** Records for the exercise **
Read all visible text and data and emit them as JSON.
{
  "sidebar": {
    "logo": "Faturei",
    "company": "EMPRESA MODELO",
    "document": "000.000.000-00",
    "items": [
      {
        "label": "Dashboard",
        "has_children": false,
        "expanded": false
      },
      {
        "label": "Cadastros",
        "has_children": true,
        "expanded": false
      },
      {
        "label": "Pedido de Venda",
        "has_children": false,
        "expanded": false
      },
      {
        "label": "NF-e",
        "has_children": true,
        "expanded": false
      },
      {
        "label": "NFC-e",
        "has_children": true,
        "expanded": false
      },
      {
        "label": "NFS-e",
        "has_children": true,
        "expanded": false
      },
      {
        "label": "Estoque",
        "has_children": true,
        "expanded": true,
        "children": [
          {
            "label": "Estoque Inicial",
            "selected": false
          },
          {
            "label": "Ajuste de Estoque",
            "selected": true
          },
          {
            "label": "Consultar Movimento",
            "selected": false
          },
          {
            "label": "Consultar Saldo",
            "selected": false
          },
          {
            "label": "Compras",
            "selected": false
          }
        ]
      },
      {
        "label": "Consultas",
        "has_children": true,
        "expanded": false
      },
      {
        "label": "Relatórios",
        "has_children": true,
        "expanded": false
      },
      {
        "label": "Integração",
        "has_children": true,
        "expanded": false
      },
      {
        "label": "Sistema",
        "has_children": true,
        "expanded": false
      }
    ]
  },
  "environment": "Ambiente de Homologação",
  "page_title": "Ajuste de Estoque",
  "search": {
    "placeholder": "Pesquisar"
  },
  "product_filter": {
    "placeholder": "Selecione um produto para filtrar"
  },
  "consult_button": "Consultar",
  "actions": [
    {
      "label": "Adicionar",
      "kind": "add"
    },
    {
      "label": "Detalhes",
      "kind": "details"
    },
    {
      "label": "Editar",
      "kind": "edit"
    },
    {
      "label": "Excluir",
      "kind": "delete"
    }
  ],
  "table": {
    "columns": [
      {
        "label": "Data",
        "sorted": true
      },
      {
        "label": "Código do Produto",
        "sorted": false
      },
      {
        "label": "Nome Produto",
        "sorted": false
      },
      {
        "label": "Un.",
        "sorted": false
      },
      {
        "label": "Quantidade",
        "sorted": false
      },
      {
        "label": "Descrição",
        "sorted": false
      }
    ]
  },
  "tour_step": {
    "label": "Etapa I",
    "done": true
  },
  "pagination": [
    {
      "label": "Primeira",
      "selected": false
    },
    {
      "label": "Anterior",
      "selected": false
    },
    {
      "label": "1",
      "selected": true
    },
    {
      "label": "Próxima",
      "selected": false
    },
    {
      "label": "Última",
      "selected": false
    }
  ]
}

** Stated exercise **
Copy the material above back out, exactly as written.

** Complete response **
Read all visible text and data and emit them as JSON.
{
  "sidebar": {
    "logo": "Faturei",
    "company": "EMPRESA MODELO",
    "document": "000.000.000-00",
    "items": [
      {
        "label": "Dashboard",
        "has_children": false,
        "expanded": false
      },
      {
        "label": "Cadastros",
        "has_children": true,
        "expanded": false
      },
      {
        "label": "Pedido de Venda",
        "has_children": false,
        "expanded": false
      },
      {
        "label": "NF-e",
        "has_children": true,
        "expanded": false
      },
      {
        "label": "NFC-e",
        "has_children": true,
        "expanded": false
      },
      {
        "label": "NFS-e",
        "has_children": true,
        "expanded": false
      },
      {
        "label": "Estoque",
        "has_children": true,
        "expanded": true,
        "children": [
          {
            "label": "Estoque Inicial",
            "selected": false
          },
          {
            "label": "Ajuste de Estoque",
            "selected": true
          },
          {
            "label": "Consultar Movimento",
            "selected": false
          },
          {
            "label": "Consultar Saldo",
            "selected": false
          },
          {
            "label": "Compras",
            "selected": false
          }
        ]
      },
      {
        "label": "Consultas",
        "has_children": true,
        "expanded": false
      },
      {
        "label": "Relatórios",
        "has_children": true,
        "expanded": false
      },
      {
        "label": "Integração",
        "has_children": true,
        "expanded": false
      },
      {
        "label": "Sistema",
        "has_children": true,
        "expanded": false
      }
    ]
  },
  "environment": "Ambiente de Homologação",
  "page_title": "Ajuste de Estoque",
  "search": {
    "placeholder": "Pesquisar"
  },
  "product_filter": {
    "placeholder": "Selecione um produto para filtrar"
  },
  "consult_button": "Consultar",
  "actions": [
    {
      "label": "Adicionar",
      "kind": "add"
    },
    {
      "label": "Detalhes",
      "kind": "details"
    },
    {
      "label": "Editar",
      "kind": "edit"
    },
    {
      "label": "Excluir",
      "kind": "delete"
    }
  ],
  "table": {
    "columns": [
      {
        "label": "Data",
        "sorted": true
      },
      {
        "label": "Código do Produto",
        "sorted": false
      },
      {
        "label": "Nome Produto",
        "sorted": false
      },
      {
        "label": "Un.",
        "sorted": false
      },
      {
        "label": "Quantidade",
        "sorted": false
      },
      {
        "label": "Descrição",
        "sorted": false
      }
    ]
  },
  "tour_step": {
    "label": "Etapa I",
    "done": true
  },
  "pagination": [
    {
      "label": "Primeira",
      "selected": false
    },
    {
      "label": "Anterior",
      "selected": false
    },
    {
      "label": "1",
      "selected": true
    },
    {
      "label": "Próxima",
      "selected": false
    },
    {
      "label": "Última",
      "selected": false
    }
  ]
}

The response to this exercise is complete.